#### Your instructions:
Retype all of the rows below word for word, and leave the pictures out of your copy.

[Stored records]
•••
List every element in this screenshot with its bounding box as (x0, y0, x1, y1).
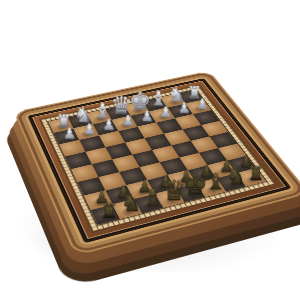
square-r4c6 (191, 136, 219, 152)
silver-pawn: ♟ (159, 106, 172, 120)
silver-pawn: ♟ (62, 127, 75, 142)
bronze-bishop: ♝ (142, 187, 163, 210)
bronze-queen: ♛ (161, 177, 185, 204)
silver-pawn: ♟ (140, 110, 153, 124)
bronze-knight: ♞ (226, 166, 246, 188)
bronze-bishop: ♝ (205, 171, 225, 193)
silver-pawn: ♟ (82, 122, 95, 137)
checker-grid: ♜♞♝♛♚♝♞♜♟♟♟♟♟♟♟♟♟♟♟♟♟♟♟♟♜♞♝♛♚♝♞♜ (47, 89, 267, 226)
bronze-rook: ♜ (247, 164, 264, 183)
bronze-knight: ♞ (120, 192, 141, 215)
square-r2c4 (138, 122, 164, 138)
silver-pawn: ♟ (196, 98, 209, 112)
silver-pawn: ♟ (177, 102, 190, 116)
silver-pawn: ♟ (121, 114, 134, 128)
silver-pawn: ♟ (102, 118, 115, 133)
square-r2c1 (79, 135, 105, 151)
bronze-rook: ♜ (100, 201, 118, 221)
chess-set-photo: ♜♞♝♛♚♝♞♜♟♟♟♟♟♟♟♟♟♟♟♟♟♟♟♟♜♞♝♛♚♝♞♜ (0, 0, 300, 300)
cream-inlay-border: ♜♞♝♛♚♝♞♜♟♟♟♟♟♟♟♟♟♟♟♟♟♟♟♟♜♞♝♛♚♝♞♜ (39, 84, 277, 232)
•••
#### Result of this exercise:
List every element in this screenshot with its bounding box as (x0, y0, x1, y1).
square-r4c6 (191, 136, 219, 152)
silver-pawn: ♟ (159, 106, 172, 120)
silver-pawn: ♟ (62, 127, 75, 142)
bronze-bishop: ♝ (142, 187, 163, 210)
bronze-queen: ♛ (161, 177, 185, 204)
silver-pawn: ♟ (140, 110, 153, 124)
bronze-knight: ♞ (226, 166, 246, 188)
bronze-bishop: ♝ (205, 171, 225, 193)
silver-pawn: ♟ (82, 122, 95, 137)
checker-grid: ♜♞♝♛♚♝♞♜♟♟♟♟♟♟♟♟♟♟♟♟♟♟♟♟♜♞♝♛♚♝♞♜ (47, 89, 267, 226)
bronze-rook: ♜ (247, 164, 264, 183)
bronze-knight: ♞ (120, 192, 141, 215)
square-r2c4 (138, 122, 164, 138)
silver-pawn: ♟ (196, 98, 209, 112)
silver-pawn: ♟ (177, 102, 190, 116)
silver-pawn: ♟ (121, 114, 134, 128)
silver-pawn: ♟ (102, 118, 115, 133)
square-r2c1 (79, 135, 105, 151)
bronze-rook: ♜ (100, 201, 118, 221)
chess-set-photo: ♜♞♝♛♚♝♞♜♟♟♟♟♟♟♟♟♟♟♟♟♟♟♟♟♜♞♝♛♚♝♞♜ (0, 0, 300, 300)
cream-inlay-border: ♜♞♝♛♚♝♞♜♟♟♟♟♟♟♟♟♟♟♟♟♟♟♟♟♜♞♝♛♚♝♞♜ (39, 84, 277, 232)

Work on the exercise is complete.